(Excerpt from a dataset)
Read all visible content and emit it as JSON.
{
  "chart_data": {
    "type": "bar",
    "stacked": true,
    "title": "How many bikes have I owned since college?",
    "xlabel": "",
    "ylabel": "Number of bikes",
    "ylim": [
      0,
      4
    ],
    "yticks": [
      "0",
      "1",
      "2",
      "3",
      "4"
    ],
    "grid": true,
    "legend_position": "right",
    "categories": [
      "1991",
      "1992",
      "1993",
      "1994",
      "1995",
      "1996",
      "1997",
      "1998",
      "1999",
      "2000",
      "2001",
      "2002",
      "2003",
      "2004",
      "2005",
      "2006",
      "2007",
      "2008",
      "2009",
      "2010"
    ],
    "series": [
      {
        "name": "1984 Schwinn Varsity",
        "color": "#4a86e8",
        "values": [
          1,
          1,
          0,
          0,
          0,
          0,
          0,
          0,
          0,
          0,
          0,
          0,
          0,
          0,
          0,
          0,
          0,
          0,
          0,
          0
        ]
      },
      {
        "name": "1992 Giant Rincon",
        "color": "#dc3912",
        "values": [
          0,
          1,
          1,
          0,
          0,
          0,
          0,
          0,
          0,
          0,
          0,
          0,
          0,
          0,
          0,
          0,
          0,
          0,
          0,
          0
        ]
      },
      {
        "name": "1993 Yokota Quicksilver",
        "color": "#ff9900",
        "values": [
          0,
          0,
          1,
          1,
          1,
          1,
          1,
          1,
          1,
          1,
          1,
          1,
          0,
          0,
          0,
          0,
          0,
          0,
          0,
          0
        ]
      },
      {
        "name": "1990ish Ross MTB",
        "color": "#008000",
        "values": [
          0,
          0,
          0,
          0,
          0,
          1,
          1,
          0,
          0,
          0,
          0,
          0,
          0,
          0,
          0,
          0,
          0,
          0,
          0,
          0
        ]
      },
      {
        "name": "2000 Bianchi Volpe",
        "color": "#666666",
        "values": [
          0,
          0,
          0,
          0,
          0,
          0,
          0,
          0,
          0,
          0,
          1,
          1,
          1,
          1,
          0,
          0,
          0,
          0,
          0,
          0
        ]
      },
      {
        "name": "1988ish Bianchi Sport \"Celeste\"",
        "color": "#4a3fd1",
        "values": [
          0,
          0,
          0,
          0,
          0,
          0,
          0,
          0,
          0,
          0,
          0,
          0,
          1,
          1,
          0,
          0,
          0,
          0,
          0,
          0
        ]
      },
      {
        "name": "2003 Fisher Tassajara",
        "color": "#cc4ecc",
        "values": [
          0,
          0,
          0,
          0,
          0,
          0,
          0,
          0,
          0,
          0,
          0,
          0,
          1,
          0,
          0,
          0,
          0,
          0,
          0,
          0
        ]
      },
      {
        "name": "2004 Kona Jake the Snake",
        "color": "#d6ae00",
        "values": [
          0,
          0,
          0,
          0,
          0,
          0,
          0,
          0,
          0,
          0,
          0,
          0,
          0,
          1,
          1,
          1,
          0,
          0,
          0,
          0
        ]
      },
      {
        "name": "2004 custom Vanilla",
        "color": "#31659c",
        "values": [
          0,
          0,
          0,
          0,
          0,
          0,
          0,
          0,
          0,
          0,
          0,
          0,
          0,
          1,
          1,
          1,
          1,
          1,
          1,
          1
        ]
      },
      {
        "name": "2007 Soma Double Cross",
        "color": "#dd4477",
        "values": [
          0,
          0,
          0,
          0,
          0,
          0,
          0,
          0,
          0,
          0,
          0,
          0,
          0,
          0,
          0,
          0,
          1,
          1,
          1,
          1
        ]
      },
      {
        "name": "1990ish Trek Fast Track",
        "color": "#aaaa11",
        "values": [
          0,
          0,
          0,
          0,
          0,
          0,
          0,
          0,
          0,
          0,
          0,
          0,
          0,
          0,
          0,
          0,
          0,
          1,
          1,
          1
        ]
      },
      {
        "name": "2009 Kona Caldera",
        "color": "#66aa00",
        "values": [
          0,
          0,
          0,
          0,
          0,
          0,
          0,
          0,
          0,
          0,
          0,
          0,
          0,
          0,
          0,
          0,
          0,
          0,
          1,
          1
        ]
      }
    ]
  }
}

WRITTEN PROBLEM ▸
Repeat each record in full; every line must match exactly.

ANSWER TO THE TASK ▸
Read all visible content and emit it as JSON.
{
  "chart_data": {
    "type": "bar",
    "stacked": true,
    "title": "How many bikes have I owned since college?",
    "xlabel": "",
    "ylabel": "Number of bikes",
    "ylim": [
      0,
      4
    ],
    "yticks": [
      "0",
      "1",
      "2",
      "3",
      "4"
    ],
    "grid": true,
    "legend_position": "right",
    "categories": [
      "1991",
      "1992",
      "1993",
      "1994",
      "1995",
      "1996",
      "1997",
      "1998",
      "1999",
      "2000",
      "2001",
      "2002",
      "2003",
      "2004",
      "2005",
      "2006",
      "2007",
      "2008",
      "2009",
      "2010"
    ],
    "series": [
      {
        "name": "1984 Schwinn Varsity",
        "color": "#4a86e8",
        "values": [
          1,
          1,
          0,
          0,
          0,
          0,
          0,
          0,
          0,
          0,
          0,
          0,
          0,
          0,
          0,
          0,
          0,
          0,
          0,
          0
        ]
      },
      {
        "name": "1992 Giant Rincon",
        "color": "#dc3912",
        "values": [
          0,
          1,
          1,
          0,
          0,
          0,
          0,
          0,
          0,
          0,
          0,
          0,
          0,
          0,
          0,
          0,
          0,
          0,
          0,
          0
        ]
      },
      {
        "name": "1993 Yokota Quicksilver",
        "color": "#ff9900",
        "values": [
          0,
          0,
          1,
          1,
          1,
          1,
          1,
          1,
          1,
          1,
          1,
          1,
          0,
          0,
          0,
          0,
          0,
          0,
          0,
          0
        ]
      },
      {
        "name": "1990ish Ross MTB",
        "color": "#008000",
        "values": [
          0,
          0,
          0,
          0,
          0,
          1,
          1,
          0,
          0,
          0,
          0,
          0,
          0,
          0,
          0,
          0,
          0,
          0,
          0,
          0
        ]
      },
      {
        "name": "2000 Bianchi Volpe",
        "color": "#666666",
        "values": [
          0,
          0,
          0,
          0,
          0,
          0,
          0,
          0,
          0,
          0,
          1,
          1,
          1,
          1,
          0,
          0,
          0,
          0,
          0,
          0
        ]
      },
      {
        "name": "1988ish Bianchi Sport \"Celeste\"",
        "color": "#4a3fd1",
        "values": [
          0,
          0,
          0,
          0,
          0,
          0,
          0,
          0,
          0,
          0,
          0,
          0,
          1,
          1,
          0,
          0,
          0,
          0,
          0,
          0
        ]
      },
      {
        "name": "2003 Fisher Tassajara",
        "color": "#cc4ecc",
        "values": [
          0,
          0,
          0,
          0,
          0,
          0,
          0,
          0,
          0,
          0,
          0,
          0,
          1,
          0,
          0,
          0,
          0,
          0,
          0,
          0
        ]
      },
      {
        "name": "2004 Kona Jake the Snake",
        "color": "#d6ae00",
        "values": [
          0,
          0,
          0,
          0,
          0,
          0,
          0,
          0,
          0,
          0,
          0,
          0,
          0,
          1,
          1,
          1,
          0,
          0,
          0,
          0
        ]
      },
      {
        "name": "2004 custom Vanilla",
        "color": "#31659c",
        "values": [
          0,
          0,
          0,
          0,
          0,
          0,
          0,
          0,
          0,
          0,
          0,
          0,
          0,
          1,
          1,
          1,
          1,
          1,
          1,
          1
        ]
      },
      {
        "name": "2007 Soma Double Cross",
        "color": "#dd4477",
        "values": [
          0,
          0,
          0,
          0,
          0,
          0,
          0,
          0,
          0,
          0,
          0,
          0,
          0,
          0,
          0,
          0,
          1,
          1,
          1,
          1
        ]
      },
      {
        "name": "1990ish Trek Fast Track",
        "color": "#aaaa11",
        "values": [
          0,
          0,
          0,
          0,
          0,
          0,
          0,
          0,
          0,
          0,
          0,
          0,
          0,
          0,
          0,
          0,
          0,
          1,
          1,
          1
        ]
      },
      {
        "name": "2009 Kona Caldera",
        "color": "#66aa00",
        "values": [
          0,
          0,
          0,
          0,
          0,
          0,
          0,
          0,
          0,
          0,
          0,
          0,
          0,
          0,
          0,
          0,
          0,
          0,
          1,
          1
        ]
      }
    ]
  }
}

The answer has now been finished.